> _AIM_
All lines in which the word "studente" occurs are to be extracted.

Stored data
-- start --

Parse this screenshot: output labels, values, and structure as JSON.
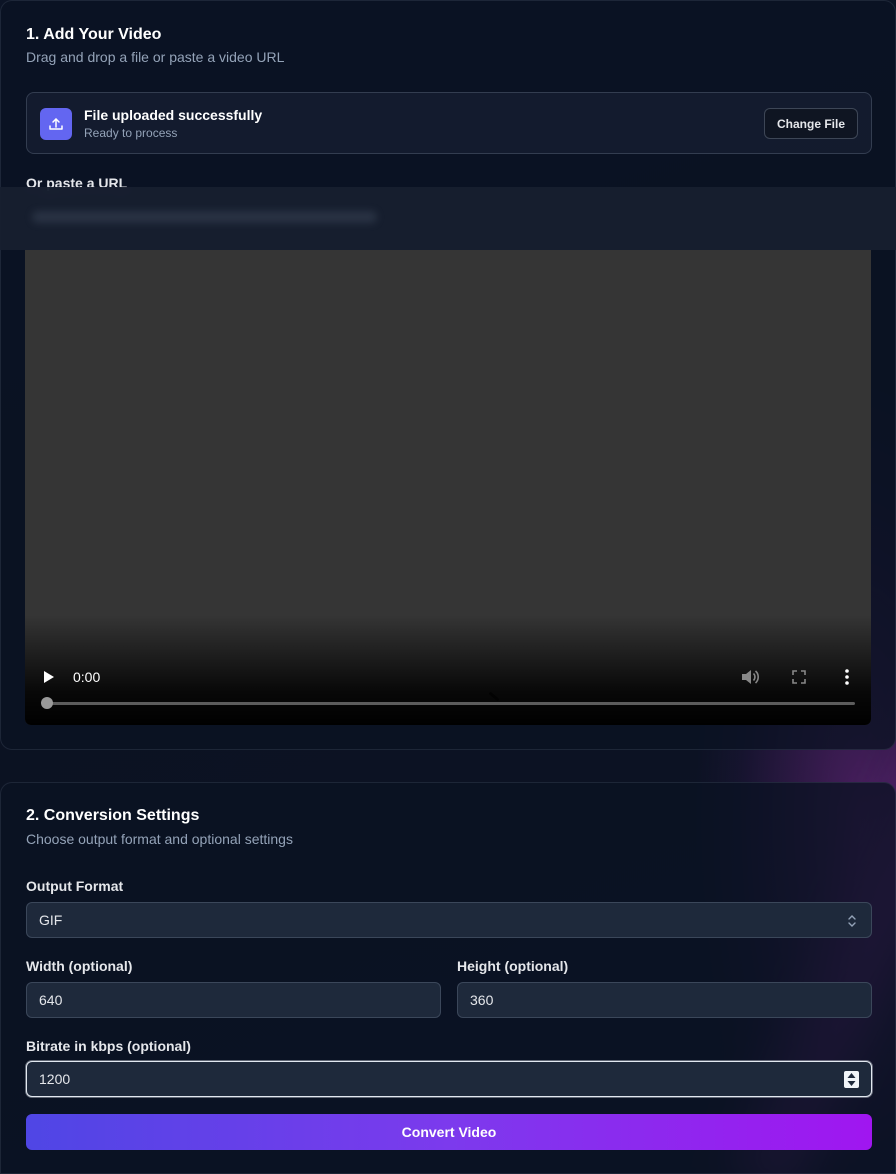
{
  "section1": {
    "title": "1. Add Your Video",
    "subtitle": "Drag and drop a file or paste a video URL",
    "upload": {
      "status_title": "File uploaded successfully",
      "status_sub": "Ready to process",
      "change_button": "Change File",
      "icon": "upload-icon"
    },
    "url_label": "Or paste a URL",
    "video": {
      "time": "0:00",
      "progress_fraction": 0,
      "controls": [
        "play-icon",
        "volume-icon",
        "fullscreen-icon",
        "more-vert-icon"
      ]
    }
  },
  "section2": {
    "title": "2. Conversion Settings",
    "subtitle": "Choose output format and optional settings",
    "output_format_label": "Output Format",
    "output_format_value": "GIF",
    "width_label": "Width (optional)",
    "width_value": "640",
    "height_label": "Height (optional)",
    "height_value": "360",
    "bitrate_label": "Bitrate in kbps (optional)",
    "bitrate_value": "1200",
    "convert_button": "Convert Video"
  },
  "colors": {
    "accent": "#6366f1",
    "button_gradient_start": "#4f46e5",
    "button_gradient_end": "#a016f0",
    "background": "#0c1426"
  }
}
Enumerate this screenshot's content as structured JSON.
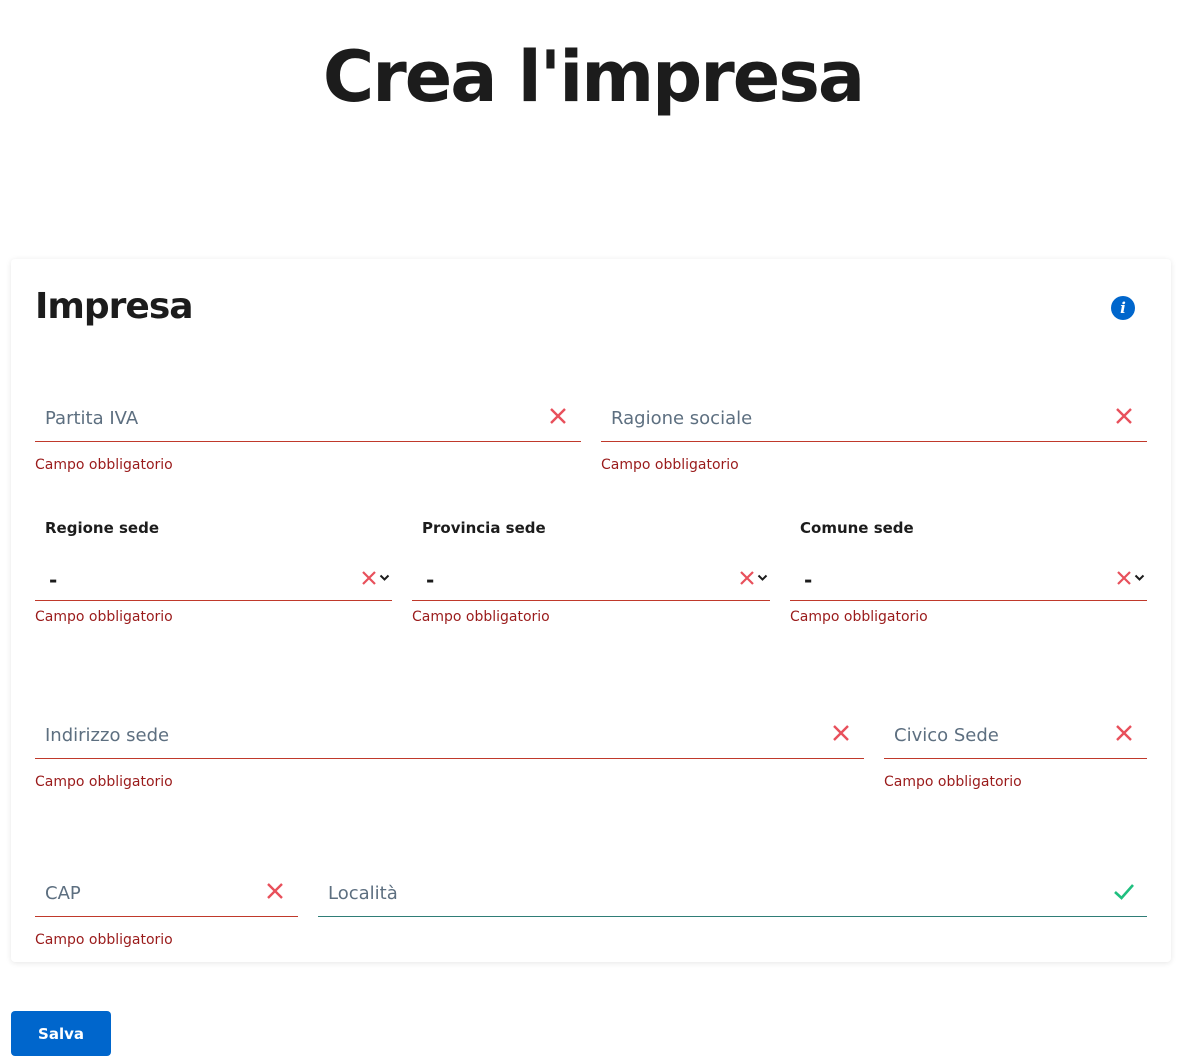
{
  "page": {
    "title": "Crea l'impresa"
  },
  "card": {
    "title": "Impresa",
    "info_icon": "info-circle-icon",
    "fields": {
      "partita_iva": {
        "placeholder": "Partita IVA",
        "error": "Campo obbligatorio",
        "status": "invalid"
      },
      "ragione_sociale": {
        "placeholder": "Ragione sociale",
        "error": "Campo obbligatorio",
        "status": "invalid"
      },
      "regione_sede": {
        "label": "Regione sede",
        "value": "-",
        "error": "Campo obbligatorio",
        "status": "invalid"
      },
      "provincia_sede": {
        "label": "Provincia sede",
        "value": "-",
        "error": "Campo obbligatorio",
        "status": "invalid"
      },
      "comune_sede": {
        "label": "Comune sede",
        "value": "-",
        "error": "Campo obbligatorio",
        "status": "invalid"
      },
      "indirizzo_sede": {
        "placeholder": "Indirizzo sede",
        "error": "Campo obbligatorio",
        "status": "invalid"
      },
      "civico_sede": {
        "placeholder": "Civico Sede",
        "error": "Campo obbligatorio",
        "status": "invalid"
      },
      "cap": {
        "placeholder": "CAP",
        "error": "Campo obbligatorio",
        "status": "invalid"
      },
      "localita": {
        "placeholder": "Località",
        "status": "valid"
      }
    }
  },
  "actions": {
    "save_label": "Salva"
  },
  "colors": {
    "primary": "#0066cc",
    "error": "#9a1b1b",
    "invalid_mark": "#e8505b",
    "valid_mark": "#1fbf7f"
  }
}
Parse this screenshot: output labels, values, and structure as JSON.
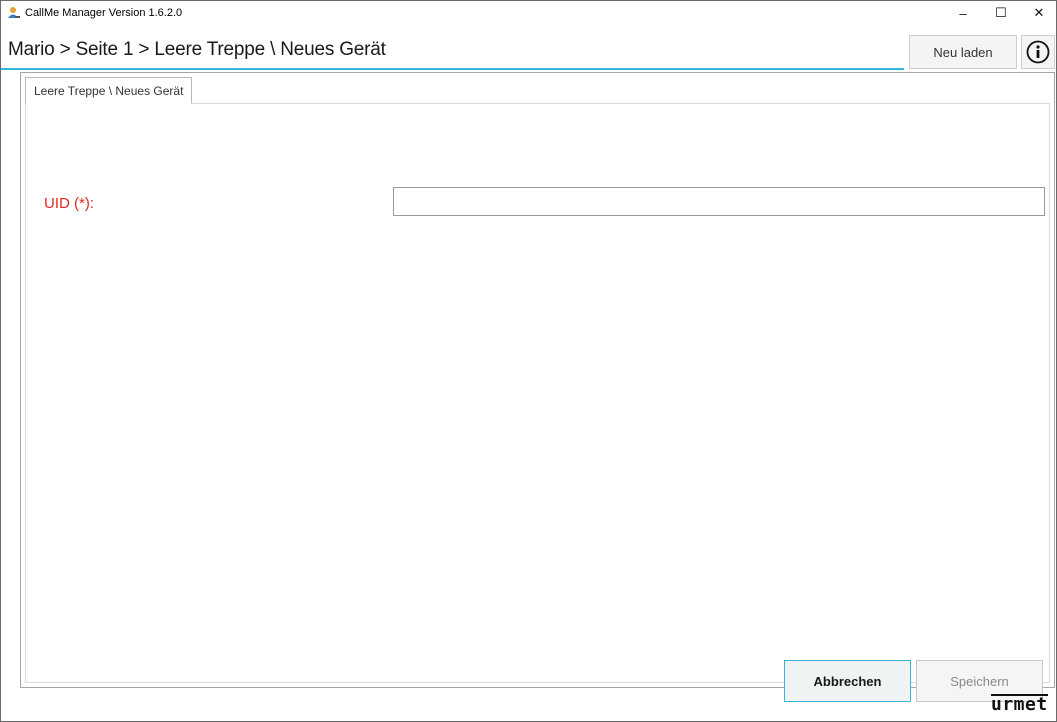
{
  "window": {
    "title": "CallMe Manager Version 1.6.2.0",
    "controls": {
      "minimize": "–",
      "maximize": "☐",
      "close": "✕"
    }
  },
  "header": {
    "breadcrumb": "Mario > Seite 1 > Leere Treppe \\ Neues Gerät",
    "reload_label": "Neu laden",
    "info_icon": "info-icon",
    "accent_color": "#32b8da"
  },
  "tabs": [
    {
      "label": "Leere Treppe \\ Neues Gerät",
      "active": true
    }
  ],
  "form": {
    "uid_label": "UID (*):",
    "uid_value": "",
    "required_color": "#e0281e"
  },
  "actions": {
    "cancel_label": "Abbrechen",
    "save_label": "Speichern"
  },
  "brand": {
    "logo_text": "urmet"
  }
}
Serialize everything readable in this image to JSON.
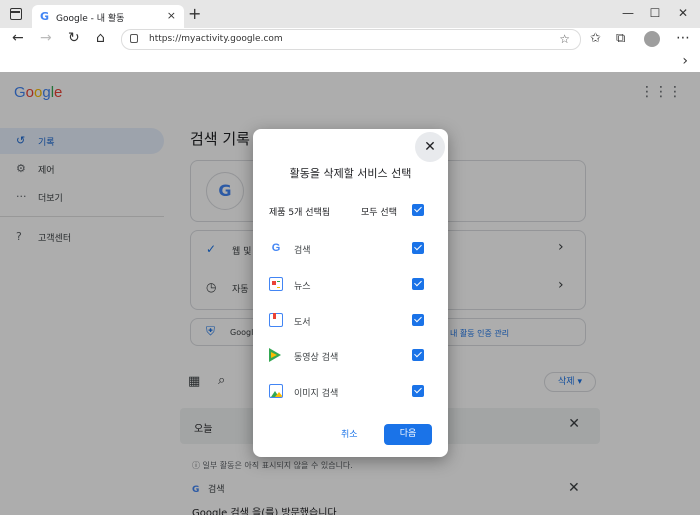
{
  "browser": {
    "tab_title": "Google - 내 활동",
    "url": "https://myactivity.google.com",
    "new_tab_glyph": "+",
    "tab_close_glyph": "×",
    "window_min_glyph": "—",
    "window_max_glyph": "☐",
    "window_close_glyph": "✕"
  },
  "page": {
    "logo_letters": [
      {
        "ch": "G",
        "color": "#4285f4"
      },
      {
        "ch": "o",
        "color": "#ea4335"
      },
      {
        "ch": "o",
        "color": "#fbbc04"
      },
      {
        "ch": "g",
        "color": "#4285f4"
      },
      {
        "ch": "l",
        "color": "#34a853"
      },
      {
        "ch": "e",
        "color": "#ea4335"
      }
    ],
    "sidebar": [
      {
        "label": "기록",
        "icon": "history-icon",
        "active": true
      },
      {
        "label": "제어",
        "icon": "settings-icon",
        "active": false
      },
      {
        "label": "더보기",
        "icon": "more-icon",
        "active": false
      },
      {
        "label": "고객센터",
        "icon": "help-icon",
        "active": false
      }
    ],
    "main_title": "검색 기록",
    "card_row_1": "웹 및",
    "card_row_2": "자동",
    "info_row_left": "Google",
    "info_row_right": "내 활동 인증 관리",
    "delete_label": "삭제",
    "today_label": "오늘",
    "note": "일부 활동은 아직 표시되지 않을 수 있습니다.",
    "search_entry": "검색",
    "cut_line": "Google 검색 을(를) 방문했습니다"
  },
  "dialog": {
    "title": "활동을 삭제할 서비스 선택",
    "summary": "제품 5개 선택됨",
    "select_all": "모두 선택",
    "services": [
      {
        "label": "검색",
        "icon": "google-g-icon"
      },
      {
        "label": "뉴스",
        "icon": "news-icon"
      },
      {
        "label": "도서",
        "icon": "books-icon"
      },
      {
        "label": "동영상 검색",
        "icon": "video-play-icon"
      },
      {
        "label": "이미지 검색",
        "icon": "image-icon"
      }
    ],
    "cancel": "취소",
    "next": "다음"
  },
  "colors": {
    "accent": "#1a73e8",
    "scrim": "rgba(0,0,0,0.32)"
  }
}
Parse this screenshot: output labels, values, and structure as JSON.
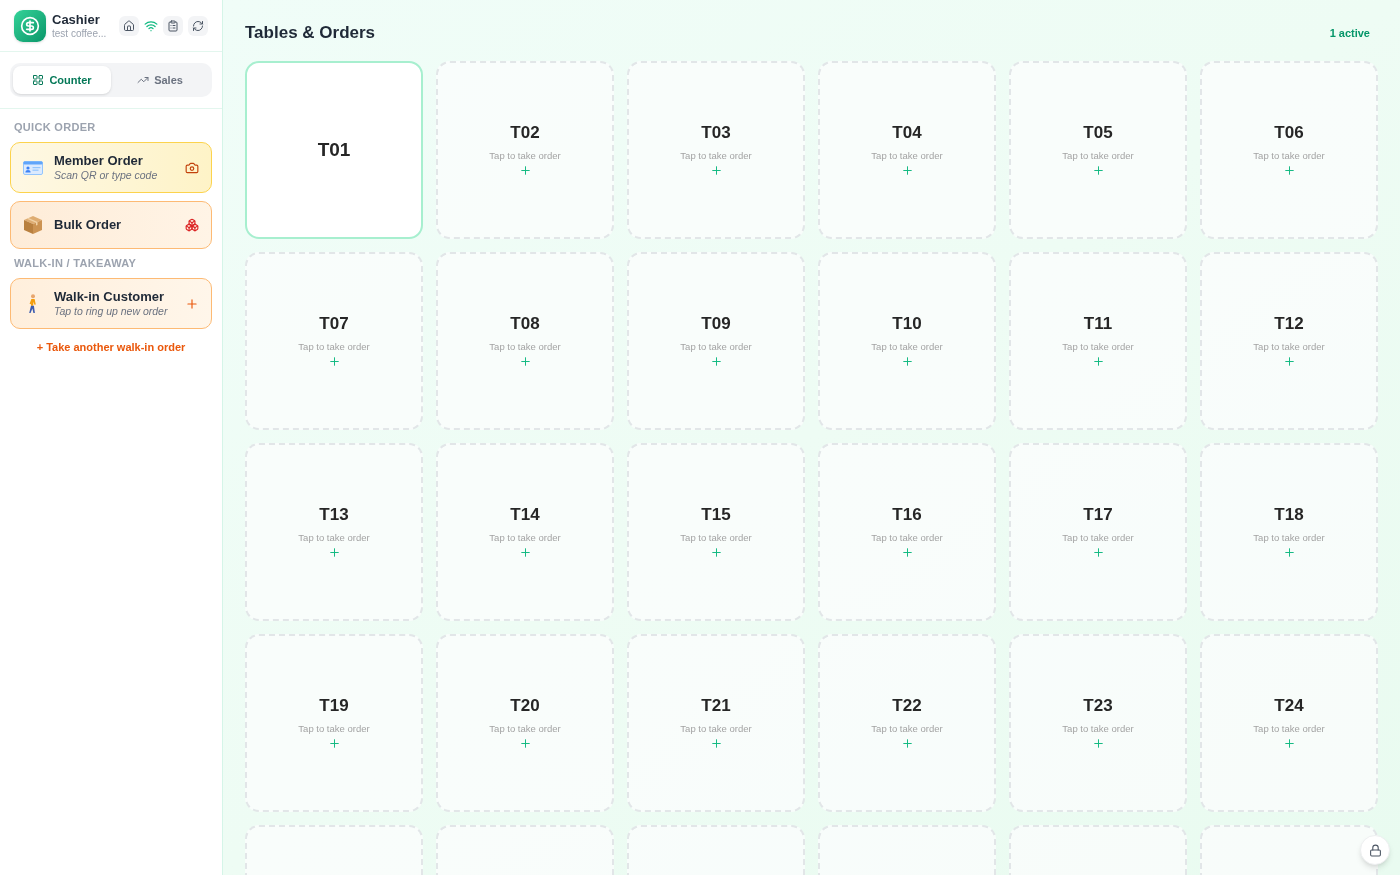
{
  "sidebar": {
    "header": {
      "title": "Cashier",
      "subtitle": "test coffee...",
      "online": true
    },
    "tabs": [
      {
        "label": "Counter",
        "selected": true
      },
      {
        "label": "Sales",
        "selected": false
      }
    ],
    "sections": [
      {
        "heading": "QUICK ORDER",
        "items": [
          {
            "kind": "member",
            "title": "Member Order",
            "subtitle": "Scan QR or type code"
          },
          {
            "kind": "bulk",
            "title": "Bulk Order"
          }
        ]
      },
      {
        "heading": "WALK-IN / TAKEAWAY",
        "items": [
          {
            "kind": "walk_in",
            "title": "Walk-in Customer",
            "subtitle": "Tap to ring up new order"
          }
        ],
        "link": "+ Take another walk-in order"
      }
    ]
  },
  "main": {
    "title": "Tables & Orders",
    "active_count": "1 active",
    "tables": [
      {
        "label": "T01",
        "active": true
      },
      {
        "label": "T02",
        "active": false,
        "hint": "Tap to take order"
      },
      {
        "label": "T03",
        "active": false,
        "hint": "Tap to take order"
      },
      {
        "label": "T04",
        "active": false,
        "hint": "Tap to take order"
      },
      {
        "label": "T05",
        "active": false,
        "hint": "Tap to take order"
      },
      {
        "label": "T06",
        "active": false,
        "hint": "Tap to take order"
      },
      {
        "label": "T07",
        "active": false,
        "hint": "Tap to take order"
      },
      {
        "label": "T08",
        "active": false,
        "hint": "Tap to take order"
      },
      {
        "label": "T09",
        "active": false,
        "hint": "Tap to take order"
      },
      {
        "label": "T10",
        "active": false,
        "hint": "Tap to take order"
      },
      {
        "label": "T11",
        "active": false,
        "hint": "Tap to take order"
      },
      {
        "label": "T12",
        "active": false,
        "hint": "Tap to take order"
      },
      {
        "label": "T13",
        "active": false,
        "hint": "Tap to take order"
      },
      {
        "label": "T14",
        "active": false,
        "hint": "Tap to take order"
      },
      {
        "label": "T15",
        "active": false,
        "hint": "Tap to take order"
      },
      {
        "label": "T16",
        "active": false,
        "hint": "Tap to take order"
      },
      {
        "label": "T17",
        "active": false,
        "hint": "Tap to take order"
      },
      {
        "label": "T18",
        "active": false,
        "hint": "Tap to take order"
      },
      {
        "label": "T19",
        "active": false,
        "hint": "Tap to take order"
      },
      {
        "label": "T20",
        "active": false,
        "hint": "Tap to take order"
      },
      {
        "label": "T21",
        "active": false,
        "hint": "Tap to take order"
      },
      {
        "label": "T22",
        "active": false,
        "hint": "Tap to take order"
      },
      {
        "label": "T23",
        "active": false,
        "hint": "Tap to take order"
      },
      {
        "label": "T24",
        "active": false,
        "hint": "Tap to take order"
      },
      {
        "active": false
      },
      {
        "active": false
      },
      {
        "active": false
      },
      {
        "active": false
      },
      {
        "active": false
      },
      {
        "active": false
      }
    ]
  }
}
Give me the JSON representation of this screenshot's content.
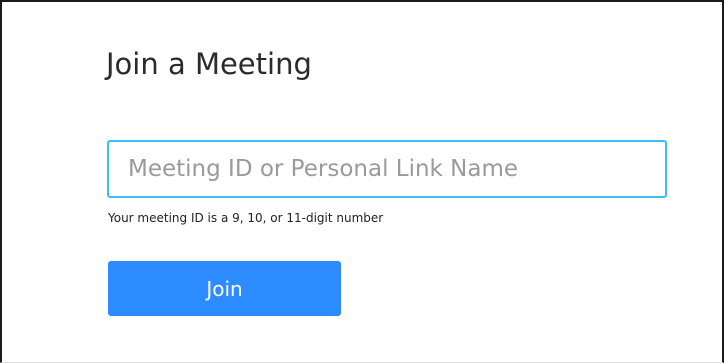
{
  "page": {
    "title": "Join a Meeting"
  },
  "form": {
    "meeting_id_value": "",
    "meeting_id_placeholder": "Meeting ID or Personal Link Name",
    "helper_text": "Your meeting ID is a 9, 10, or 11-digit number",
    "join_label": "Join"
  },
  "colors": {
    "accent": "#2d8cff",
    "input_focus_border": "#3cbdf3",
    "title_text": "#2b2b2b",
    "placeholder_text": "#9a9a9a"
  }
}
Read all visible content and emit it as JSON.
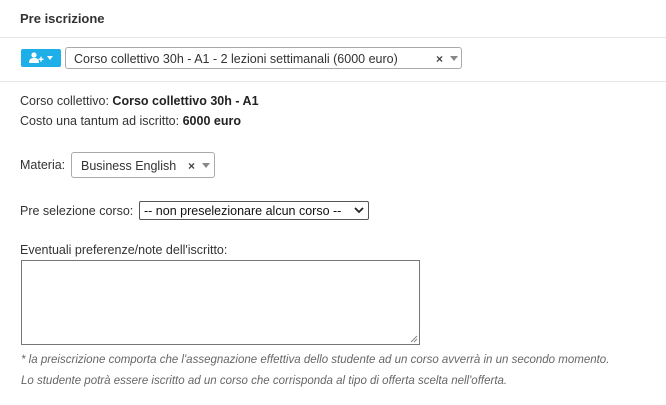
{
  "header": {
    "title": "Pre iscrizione"
  },
  "toolbar": {
    "add_button_icon": "add-user-icon",
    "accent_color": "#1eaee8",
    "course_value": "Corso collettivo 30h - A1 - 2 lezioni settimanali (6000 euro)",
    "clear_symbol": "×"
  },
  "info": {
    "course_label": "Corso collettivo:",
    "course_value": "Corso collettivo 30h - A1",
    "cost_label": "Costo una tantum ad iscritto:",
    "cost_value": "6000 euro"
  },
  "materia": {
    "label": "Materia:",
    "value": "Business English",
    "clear_symbol": "×"
  },
  "preselection": {
    "label": "Pre selezione corso:",
    "value": "-- non preselezionare alcun corso --"
  },
  "notes": {
    "label": "Eventuali preferenze/note dell'iscritto:",
    "value": ""
  },
  "footnotes": [
    "* la preiscrizione comporta che l'assegnazione effettiva dello studente ad un corso avverrà in un secondo momento.",
    "Lo studente potrà essere iscritto ad un corso che corrisponda al tipo di offerta scelta nell'offerta."
  ]
}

-- end --

> _SOLUTION FOR THIS PROBLEM_
    "* la preiscrizione comporta che l'assegnazione effettiva dello studente ad un corso avverrà in un secondo momento.",
    "Lo studente potrà essere iscritto ad un corso che corrisponda al tipo di offerta scelta nell'offerta."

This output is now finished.